**Written task**
Count every line below in which "interest" occurs, then give only the count.
────────────────────────────────────────
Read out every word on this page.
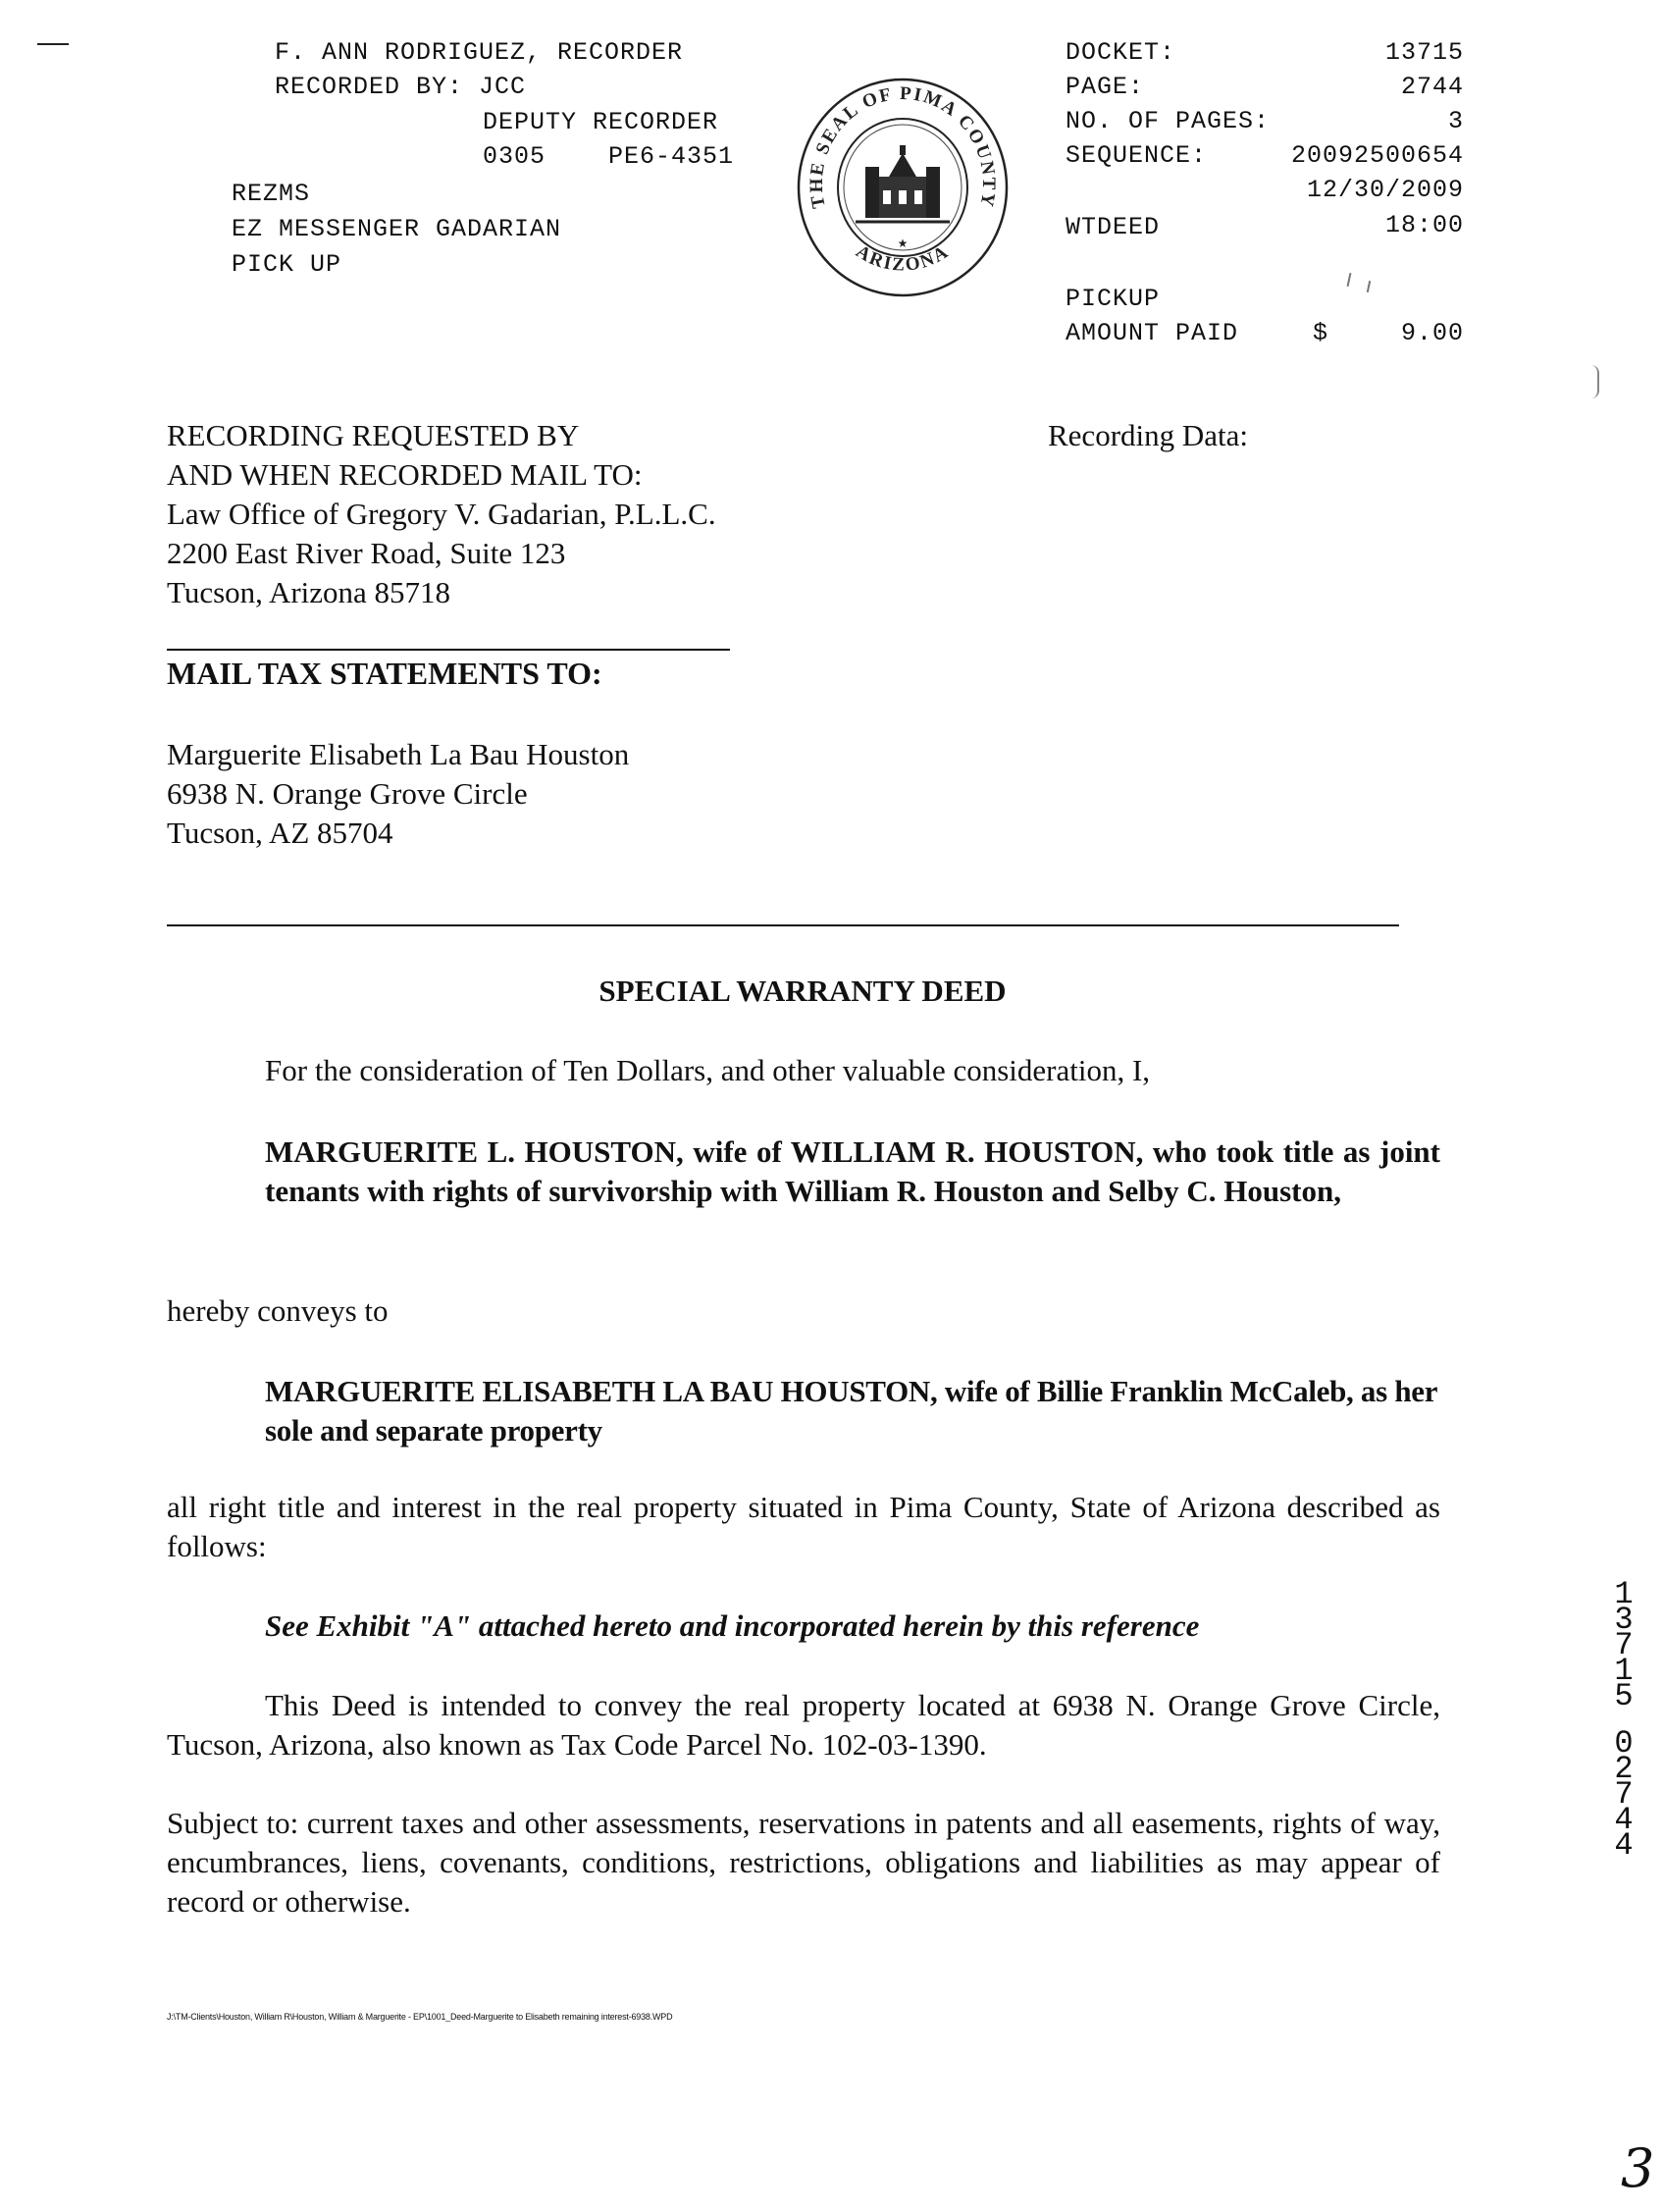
F. ANN RODRIGUEZ, RECORDER
RECORDED BY: JCC
DEPUTY RECORDER
0305    PE6-4351
REZMS
EZ MESSENGER GADARIAN
PICK UP
THE SEAL OF PIMA COUNTY
ARIZONA
★
DOCKET:	13715
PAGE:	2744
NO. OF PAGES:	3
SEQUENCE:	20092500654
12/30/2009
WTDEED	18:00
PICKUP
AMOUNT PAID	$	9.00
RECORDING REQUESTED BY
AND WHEN RECORDED MAIL TO:
Law Office of Gregory V. Gadarian, P.L.L.C.
2200 East River Road, Suite 123
Tucson, Arizona 85718
Recording Data:
MAIL TAX STATEMENTS TO:
Marguerite Elisabeth La Bau Houston
6938 N. Orange Grove Circle
Tucson, AZ 85704
SPECIAL WARRANTY DEED
For the consideration of Ten Dollars, and other valuable consideration, I,
MARGUERITE L. HOUSTON, wife of WILLIAM R. HOUSTON, who took title as joint tenants with rights of survivorship with William R. Houston and Selby C. Houston,
hereby conveys to
MARGUERITE ELISABETH LA BAU HOUSTON, wife of Billie Franklin McCaleb, as her sole and separate property
all right title and interest in the real property situated in Pima County, State of Arizona described as follows:
See Exhibit "A" attached hereto and incorporated herein by this reference
This Deed is intended to convey the real property located at 6938 N. Orange Grove Circle, Tucson, Arizona, also known as Tax Code Parcel No. 102-03-1390.
Subject to: current taxes and other assessments, reservations in patents and all easements, rights of way, encumbrances, liens, covenants, conditions, restrictions, obligations and liabilities as may appear of record or otherwise.
1
3
7
1
5
0
2
7
4
4
J:\TM-Clients\Houston, William R\Houston, William & Marguerite - EP\1001_Deed-Marguerite to Elisabeth remaining interest-6938.WPD
3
────────────────────────────────────────
**Correct response**
2